How many lines hold the string "JSON"? Reply with the number alone.
-=-=-=-=-
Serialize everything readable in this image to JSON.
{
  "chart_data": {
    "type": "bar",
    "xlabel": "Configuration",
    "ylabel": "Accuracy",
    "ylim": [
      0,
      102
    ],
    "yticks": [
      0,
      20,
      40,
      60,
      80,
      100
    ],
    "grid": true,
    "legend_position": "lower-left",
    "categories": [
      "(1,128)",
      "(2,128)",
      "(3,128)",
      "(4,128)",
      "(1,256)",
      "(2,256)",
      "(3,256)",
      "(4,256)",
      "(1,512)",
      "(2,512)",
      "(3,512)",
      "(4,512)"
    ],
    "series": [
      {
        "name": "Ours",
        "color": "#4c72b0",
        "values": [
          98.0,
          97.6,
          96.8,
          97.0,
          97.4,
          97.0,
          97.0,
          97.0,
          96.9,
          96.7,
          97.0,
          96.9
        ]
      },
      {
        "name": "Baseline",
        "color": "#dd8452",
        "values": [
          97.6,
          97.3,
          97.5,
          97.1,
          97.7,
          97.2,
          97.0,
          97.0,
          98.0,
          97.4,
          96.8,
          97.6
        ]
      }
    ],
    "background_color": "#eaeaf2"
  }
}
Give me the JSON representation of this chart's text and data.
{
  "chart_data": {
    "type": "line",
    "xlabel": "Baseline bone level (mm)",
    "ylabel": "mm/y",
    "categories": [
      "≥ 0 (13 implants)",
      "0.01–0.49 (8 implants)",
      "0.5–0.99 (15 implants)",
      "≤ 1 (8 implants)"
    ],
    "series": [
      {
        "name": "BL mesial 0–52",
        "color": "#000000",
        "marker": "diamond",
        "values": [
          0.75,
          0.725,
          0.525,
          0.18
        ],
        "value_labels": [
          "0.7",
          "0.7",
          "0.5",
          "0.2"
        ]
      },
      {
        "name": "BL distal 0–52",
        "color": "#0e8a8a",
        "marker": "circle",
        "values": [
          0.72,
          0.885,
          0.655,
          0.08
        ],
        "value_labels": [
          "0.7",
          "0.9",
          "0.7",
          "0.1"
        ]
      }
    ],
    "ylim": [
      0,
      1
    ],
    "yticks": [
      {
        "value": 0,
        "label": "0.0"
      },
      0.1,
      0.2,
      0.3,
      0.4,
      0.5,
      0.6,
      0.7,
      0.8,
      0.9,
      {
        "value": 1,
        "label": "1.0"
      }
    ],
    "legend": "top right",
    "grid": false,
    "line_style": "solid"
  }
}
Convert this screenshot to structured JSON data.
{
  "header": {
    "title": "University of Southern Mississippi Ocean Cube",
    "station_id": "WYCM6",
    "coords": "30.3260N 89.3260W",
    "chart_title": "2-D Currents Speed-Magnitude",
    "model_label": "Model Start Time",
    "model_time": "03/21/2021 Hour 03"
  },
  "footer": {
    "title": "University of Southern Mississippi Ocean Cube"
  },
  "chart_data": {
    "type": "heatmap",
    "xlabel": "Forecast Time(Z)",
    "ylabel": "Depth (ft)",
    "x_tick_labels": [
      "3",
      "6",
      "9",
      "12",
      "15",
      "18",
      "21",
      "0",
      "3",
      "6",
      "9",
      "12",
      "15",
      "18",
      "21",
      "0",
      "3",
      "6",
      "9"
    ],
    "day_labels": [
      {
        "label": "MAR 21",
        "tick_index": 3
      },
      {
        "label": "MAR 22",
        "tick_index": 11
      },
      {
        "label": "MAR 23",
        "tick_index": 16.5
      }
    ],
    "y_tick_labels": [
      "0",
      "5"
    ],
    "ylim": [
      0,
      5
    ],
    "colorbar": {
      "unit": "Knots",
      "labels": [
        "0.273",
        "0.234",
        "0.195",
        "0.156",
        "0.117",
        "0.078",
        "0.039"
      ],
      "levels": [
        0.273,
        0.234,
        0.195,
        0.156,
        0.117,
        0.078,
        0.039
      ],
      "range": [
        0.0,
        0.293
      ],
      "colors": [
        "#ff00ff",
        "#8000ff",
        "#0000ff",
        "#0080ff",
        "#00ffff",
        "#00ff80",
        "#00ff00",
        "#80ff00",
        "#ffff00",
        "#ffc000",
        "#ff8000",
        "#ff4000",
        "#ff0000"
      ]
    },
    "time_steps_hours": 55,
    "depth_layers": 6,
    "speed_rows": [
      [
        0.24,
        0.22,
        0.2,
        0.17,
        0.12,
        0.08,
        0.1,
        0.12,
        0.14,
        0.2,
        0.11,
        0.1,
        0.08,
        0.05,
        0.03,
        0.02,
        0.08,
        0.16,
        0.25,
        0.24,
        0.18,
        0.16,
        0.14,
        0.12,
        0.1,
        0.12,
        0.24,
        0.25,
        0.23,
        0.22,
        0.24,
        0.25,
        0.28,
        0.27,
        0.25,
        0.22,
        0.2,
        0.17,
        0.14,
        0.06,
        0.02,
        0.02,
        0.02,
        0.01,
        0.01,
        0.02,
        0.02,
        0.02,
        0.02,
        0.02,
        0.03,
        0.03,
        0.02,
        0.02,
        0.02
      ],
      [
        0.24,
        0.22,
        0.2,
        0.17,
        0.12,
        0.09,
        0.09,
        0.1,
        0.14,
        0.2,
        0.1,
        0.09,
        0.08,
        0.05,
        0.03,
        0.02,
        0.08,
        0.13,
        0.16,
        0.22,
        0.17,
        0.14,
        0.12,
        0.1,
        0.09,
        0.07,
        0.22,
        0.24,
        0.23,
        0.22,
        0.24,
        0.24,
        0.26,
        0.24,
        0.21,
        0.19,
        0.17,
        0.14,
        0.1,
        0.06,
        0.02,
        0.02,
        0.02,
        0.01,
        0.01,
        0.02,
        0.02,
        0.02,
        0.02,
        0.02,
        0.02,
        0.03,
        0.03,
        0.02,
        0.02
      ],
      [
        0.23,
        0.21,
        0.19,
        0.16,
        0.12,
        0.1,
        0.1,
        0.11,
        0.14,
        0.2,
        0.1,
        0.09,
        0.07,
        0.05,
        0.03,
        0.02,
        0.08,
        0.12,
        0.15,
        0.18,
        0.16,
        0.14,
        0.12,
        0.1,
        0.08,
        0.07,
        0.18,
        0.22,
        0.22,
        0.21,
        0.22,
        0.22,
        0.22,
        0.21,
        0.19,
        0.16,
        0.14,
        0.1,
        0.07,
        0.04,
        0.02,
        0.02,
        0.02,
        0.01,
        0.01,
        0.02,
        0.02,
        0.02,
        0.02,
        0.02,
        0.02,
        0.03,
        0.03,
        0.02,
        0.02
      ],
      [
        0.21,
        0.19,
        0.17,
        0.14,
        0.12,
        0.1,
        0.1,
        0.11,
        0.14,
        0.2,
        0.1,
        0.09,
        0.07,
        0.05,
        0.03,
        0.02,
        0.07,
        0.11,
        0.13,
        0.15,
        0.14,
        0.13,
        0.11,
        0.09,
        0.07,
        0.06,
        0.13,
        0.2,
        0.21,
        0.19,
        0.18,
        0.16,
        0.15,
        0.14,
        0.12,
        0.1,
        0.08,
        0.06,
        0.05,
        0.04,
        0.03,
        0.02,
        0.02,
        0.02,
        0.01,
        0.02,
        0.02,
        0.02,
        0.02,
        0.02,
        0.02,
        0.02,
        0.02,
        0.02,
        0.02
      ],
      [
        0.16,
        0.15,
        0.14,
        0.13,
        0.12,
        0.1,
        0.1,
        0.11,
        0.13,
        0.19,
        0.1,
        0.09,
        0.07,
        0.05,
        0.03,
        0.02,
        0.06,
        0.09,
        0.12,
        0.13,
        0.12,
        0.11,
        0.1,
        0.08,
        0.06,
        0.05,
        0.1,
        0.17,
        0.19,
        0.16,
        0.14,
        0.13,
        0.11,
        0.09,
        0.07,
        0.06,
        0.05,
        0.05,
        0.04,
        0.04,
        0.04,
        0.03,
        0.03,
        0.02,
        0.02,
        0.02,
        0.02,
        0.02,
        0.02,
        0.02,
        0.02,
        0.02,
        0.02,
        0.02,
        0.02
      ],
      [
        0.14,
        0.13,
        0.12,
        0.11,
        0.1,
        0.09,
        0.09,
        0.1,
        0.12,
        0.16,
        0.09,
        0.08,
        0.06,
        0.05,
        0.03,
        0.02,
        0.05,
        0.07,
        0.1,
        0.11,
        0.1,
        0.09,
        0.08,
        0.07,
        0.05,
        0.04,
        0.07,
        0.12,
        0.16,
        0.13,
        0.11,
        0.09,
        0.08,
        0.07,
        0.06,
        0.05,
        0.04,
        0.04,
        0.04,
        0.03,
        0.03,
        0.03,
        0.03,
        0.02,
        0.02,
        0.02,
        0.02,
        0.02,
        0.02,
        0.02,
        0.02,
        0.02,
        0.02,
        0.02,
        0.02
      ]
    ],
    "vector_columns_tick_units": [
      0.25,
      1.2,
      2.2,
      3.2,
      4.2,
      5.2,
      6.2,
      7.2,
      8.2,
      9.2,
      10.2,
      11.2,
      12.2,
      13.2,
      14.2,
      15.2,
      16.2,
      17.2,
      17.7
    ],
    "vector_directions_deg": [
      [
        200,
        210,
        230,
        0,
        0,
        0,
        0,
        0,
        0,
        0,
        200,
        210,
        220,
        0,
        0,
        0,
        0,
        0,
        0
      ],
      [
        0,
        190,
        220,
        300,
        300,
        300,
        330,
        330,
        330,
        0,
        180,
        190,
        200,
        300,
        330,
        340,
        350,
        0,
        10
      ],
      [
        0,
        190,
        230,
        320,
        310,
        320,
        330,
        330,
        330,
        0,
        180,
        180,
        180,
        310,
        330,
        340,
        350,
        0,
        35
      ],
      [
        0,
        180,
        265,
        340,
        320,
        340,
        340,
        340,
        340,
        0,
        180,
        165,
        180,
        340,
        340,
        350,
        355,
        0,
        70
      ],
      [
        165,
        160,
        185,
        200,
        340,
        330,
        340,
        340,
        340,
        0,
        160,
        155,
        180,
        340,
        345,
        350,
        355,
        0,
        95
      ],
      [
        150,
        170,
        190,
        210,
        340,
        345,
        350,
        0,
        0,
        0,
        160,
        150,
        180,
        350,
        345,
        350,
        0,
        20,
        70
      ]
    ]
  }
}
-=-=-=-=-
- _Solution for this exercise_:
3